▶ [WORK ORDER]: From the entries below, copy every line where the string "footnote" appears.

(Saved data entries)
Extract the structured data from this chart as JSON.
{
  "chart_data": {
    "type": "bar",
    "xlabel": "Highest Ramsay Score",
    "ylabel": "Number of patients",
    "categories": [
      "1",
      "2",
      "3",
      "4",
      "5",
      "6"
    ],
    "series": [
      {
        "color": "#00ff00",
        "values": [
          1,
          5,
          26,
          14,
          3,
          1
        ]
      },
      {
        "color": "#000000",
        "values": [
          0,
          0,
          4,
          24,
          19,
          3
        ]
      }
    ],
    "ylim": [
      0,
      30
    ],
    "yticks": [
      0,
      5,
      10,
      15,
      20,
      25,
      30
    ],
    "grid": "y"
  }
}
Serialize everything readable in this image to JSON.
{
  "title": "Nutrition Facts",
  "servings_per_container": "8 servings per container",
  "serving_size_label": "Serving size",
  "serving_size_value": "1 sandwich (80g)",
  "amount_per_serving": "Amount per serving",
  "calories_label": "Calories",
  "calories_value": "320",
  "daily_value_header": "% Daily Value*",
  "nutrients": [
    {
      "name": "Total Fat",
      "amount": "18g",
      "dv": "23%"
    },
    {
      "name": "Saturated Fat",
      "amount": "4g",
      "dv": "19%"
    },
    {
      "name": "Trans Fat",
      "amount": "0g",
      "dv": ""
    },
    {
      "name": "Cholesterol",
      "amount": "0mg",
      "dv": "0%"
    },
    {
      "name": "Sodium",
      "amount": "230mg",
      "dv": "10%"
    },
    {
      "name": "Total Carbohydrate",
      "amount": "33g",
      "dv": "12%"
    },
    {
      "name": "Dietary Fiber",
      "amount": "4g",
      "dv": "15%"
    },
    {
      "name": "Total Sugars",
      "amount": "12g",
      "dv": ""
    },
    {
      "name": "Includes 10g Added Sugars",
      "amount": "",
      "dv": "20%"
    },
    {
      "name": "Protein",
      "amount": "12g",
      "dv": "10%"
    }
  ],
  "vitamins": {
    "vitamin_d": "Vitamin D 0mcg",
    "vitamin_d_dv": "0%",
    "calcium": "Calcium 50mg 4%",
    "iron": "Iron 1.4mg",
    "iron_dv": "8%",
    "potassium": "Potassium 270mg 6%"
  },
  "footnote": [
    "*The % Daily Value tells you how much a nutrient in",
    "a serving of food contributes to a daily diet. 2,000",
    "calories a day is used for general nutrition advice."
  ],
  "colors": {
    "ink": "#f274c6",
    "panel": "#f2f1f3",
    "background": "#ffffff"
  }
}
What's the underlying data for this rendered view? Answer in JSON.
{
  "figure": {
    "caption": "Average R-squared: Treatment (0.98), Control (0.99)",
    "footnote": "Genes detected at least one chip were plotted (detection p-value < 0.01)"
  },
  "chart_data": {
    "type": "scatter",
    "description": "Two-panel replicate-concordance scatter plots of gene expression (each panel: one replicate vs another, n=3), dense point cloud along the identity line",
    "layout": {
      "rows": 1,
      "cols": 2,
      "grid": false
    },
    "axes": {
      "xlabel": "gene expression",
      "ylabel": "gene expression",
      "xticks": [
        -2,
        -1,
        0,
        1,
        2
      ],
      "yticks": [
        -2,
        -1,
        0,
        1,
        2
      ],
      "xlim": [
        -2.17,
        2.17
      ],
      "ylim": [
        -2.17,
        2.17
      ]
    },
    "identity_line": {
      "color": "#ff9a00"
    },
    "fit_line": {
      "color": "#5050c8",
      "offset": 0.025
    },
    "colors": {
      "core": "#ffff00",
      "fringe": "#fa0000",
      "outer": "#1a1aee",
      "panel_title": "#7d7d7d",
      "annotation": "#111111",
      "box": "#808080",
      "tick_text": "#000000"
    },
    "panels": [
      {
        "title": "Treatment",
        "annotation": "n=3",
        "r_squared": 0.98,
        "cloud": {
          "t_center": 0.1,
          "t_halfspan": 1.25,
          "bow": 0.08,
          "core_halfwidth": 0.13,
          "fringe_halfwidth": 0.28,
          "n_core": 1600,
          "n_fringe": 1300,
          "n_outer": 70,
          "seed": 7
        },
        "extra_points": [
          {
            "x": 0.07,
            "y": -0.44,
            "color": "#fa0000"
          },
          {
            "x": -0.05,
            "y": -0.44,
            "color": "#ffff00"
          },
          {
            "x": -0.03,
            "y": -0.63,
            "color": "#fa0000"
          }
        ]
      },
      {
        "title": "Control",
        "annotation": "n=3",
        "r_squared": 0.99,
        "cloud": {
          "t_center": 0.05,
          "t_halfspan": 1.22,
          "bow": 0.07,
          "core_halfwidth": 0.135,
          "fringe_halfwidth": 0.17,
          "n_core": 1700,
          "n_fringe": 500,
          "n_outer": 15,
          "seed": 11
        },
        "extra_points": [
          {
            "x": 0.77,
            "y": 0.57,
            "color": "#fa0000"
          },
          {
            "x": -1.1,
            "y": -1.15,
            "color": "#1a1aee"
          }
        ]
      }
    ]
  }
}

▶ [TASK ANSWER]:
  "footnote": [
    "footnote": "Genes detected at least one chip were plotted (detection p-value < 0.01)"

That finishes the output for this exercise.